§ Given exercise
Return all lines in the material below that contain "info".

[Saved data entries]
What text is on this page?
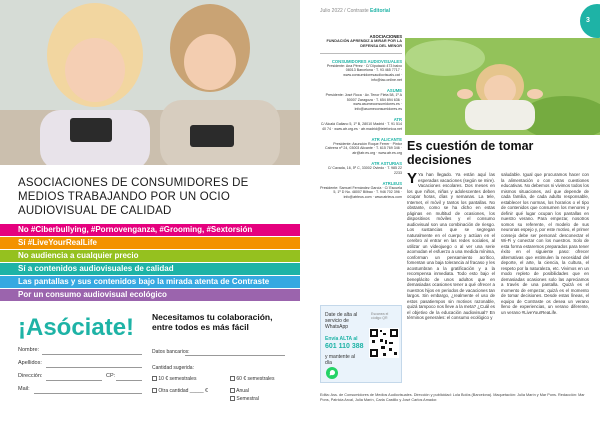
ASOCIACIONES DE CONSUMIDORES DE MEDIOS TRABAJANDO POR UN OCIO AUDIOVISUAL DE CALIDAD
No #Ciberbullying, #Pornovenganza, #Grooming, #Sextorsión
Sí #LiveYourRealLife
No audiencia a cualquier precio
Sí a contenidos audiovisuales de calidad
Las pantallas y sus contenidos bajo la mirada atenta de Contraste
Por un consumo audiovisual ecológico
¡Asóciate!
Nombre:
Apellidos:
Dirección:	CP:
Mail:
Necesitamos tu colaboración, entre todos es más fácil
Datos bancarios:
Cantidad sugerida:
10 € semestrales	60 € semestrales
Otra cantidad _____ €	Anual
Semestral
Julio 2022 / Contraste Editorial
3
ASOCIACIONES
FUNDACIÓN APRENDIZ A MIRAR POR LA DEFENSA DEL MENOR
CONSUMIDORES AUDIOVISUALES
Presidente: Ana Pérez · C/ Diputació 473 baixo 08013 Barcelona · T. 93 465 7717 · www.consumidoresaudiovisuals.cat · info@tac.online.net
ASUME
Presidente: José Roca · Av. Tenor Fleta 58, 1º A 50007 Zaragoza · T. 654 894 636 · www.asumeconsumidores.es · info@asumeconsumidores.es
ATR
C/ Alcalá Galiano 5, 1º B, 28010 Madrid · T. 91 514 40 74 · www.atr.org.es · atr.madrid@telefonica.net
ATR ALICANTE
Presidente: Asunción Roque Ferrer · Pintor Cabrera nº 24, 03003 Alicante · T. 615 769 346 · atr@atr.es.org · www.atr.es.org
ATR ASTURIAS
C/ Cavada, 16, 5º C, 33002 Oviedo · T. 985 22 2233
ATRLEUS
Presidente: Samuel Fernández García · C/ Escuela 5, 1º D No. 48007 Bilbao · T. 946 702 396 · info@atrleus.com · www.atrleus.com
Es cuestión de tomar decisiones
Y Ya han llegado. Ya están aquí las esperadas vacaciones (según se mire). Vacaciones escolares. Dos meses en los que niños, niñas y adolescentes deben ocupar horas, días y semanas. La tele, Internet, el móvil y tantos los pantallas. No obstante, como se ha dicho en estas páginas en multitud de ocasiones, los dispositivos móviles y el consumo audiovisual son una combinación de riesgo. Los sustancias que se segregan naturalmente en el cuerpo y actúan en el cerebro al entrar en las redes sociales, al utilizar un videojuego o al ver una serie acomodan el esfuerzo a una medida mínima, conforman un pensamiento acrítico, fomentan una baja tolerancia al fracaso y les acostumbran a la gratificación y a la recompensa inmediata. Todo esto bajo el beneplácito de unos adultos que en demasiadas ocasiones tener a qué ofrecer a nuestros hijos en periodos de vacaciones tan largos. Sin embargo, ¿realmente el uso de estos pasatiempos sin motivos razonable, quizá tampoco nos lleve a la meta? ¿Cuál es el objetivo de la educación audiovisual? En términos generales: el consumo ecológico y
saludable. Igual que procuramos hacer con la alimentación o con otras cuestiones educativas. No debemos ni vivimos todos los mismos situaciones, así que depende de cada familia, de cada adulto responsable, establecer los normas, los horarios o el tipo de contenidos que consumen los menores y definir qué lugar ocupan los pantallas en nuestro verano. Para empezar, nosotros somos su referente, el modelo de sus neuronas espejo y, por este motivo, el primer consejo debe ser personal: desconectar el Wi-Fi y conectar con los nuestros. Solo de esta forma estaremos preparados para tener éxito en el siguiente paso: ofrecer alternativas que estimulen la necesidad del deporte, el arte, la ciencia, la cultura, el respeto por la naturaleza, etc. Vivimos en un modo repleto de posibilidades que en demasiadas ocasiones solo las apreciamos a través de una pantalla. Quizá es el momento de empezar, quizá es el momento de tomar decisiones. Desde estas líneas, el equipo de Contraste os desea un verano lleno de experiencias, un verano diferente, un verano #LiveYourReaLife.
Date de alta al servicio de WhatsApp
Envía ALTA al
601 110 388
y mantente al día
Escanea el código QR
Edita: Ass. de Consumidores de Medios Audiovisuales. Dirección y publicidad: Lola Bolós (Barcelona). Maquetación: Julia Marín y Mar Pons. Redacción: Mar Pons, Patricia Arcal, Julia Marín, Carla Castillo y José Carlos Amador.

§ Result below
Presidente: Ana Pérez · C/ Diputació 473 baixo 08013 Barcelona · T. 93 465 7717 · www.consumidoresaudiovisuals.cat · info@tac.online.net
Presidente: José Roca · Av. Tenor Fleta 58, 1º A 50007 Zaragoza · T. 654 894 636 · www.asumeconsumidores.es · info@asumeconsumidores.es
Presidente: Samuel Fernández García · C/ Escuela 5, 1º D No. 48007 Bilbao · T. 946 702 396 · info@atrleus.com · www.atrleus.com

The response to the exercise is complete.